Aim of the task → Pick every line from the data that holds the word "might".
--- BEGIN Listed records ---
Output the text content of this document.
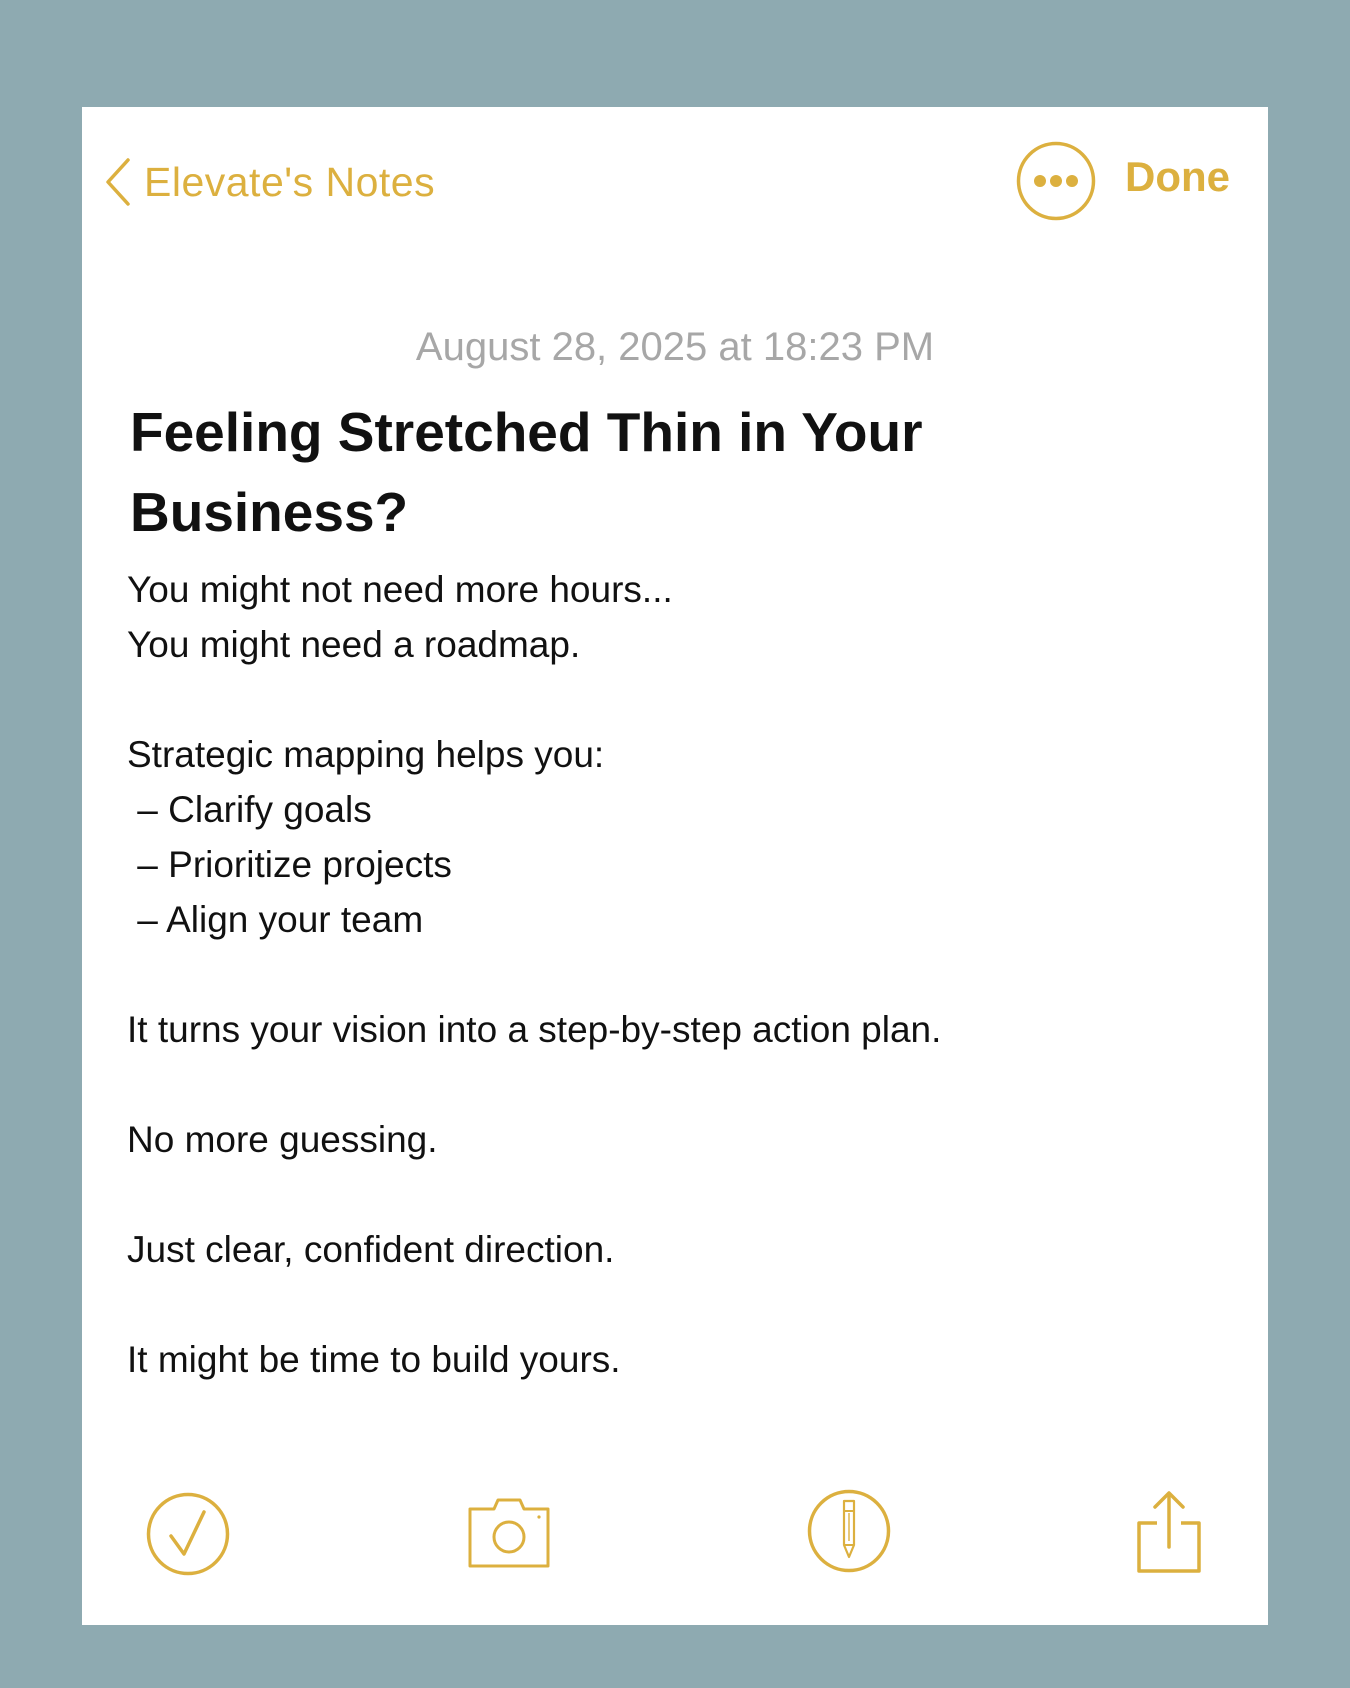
Elevate's Notes	Done
August 28, 2025 at 18:23 PM
Feeling Stretched Thin in Your Business?
You might not need more hours...
You might need a roadmap.
Strategic mapping helps you:
– Clarify goals
– Prioritize projects
– Align your team
It turns your vision into a step-by-step action plan.
No more guessing.
Just clear, confident direction.
It might be time to build yours.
--- END Listed records ---
The answer →
You might not need more hours...
You might need a roadmap.
It might be time to build yours.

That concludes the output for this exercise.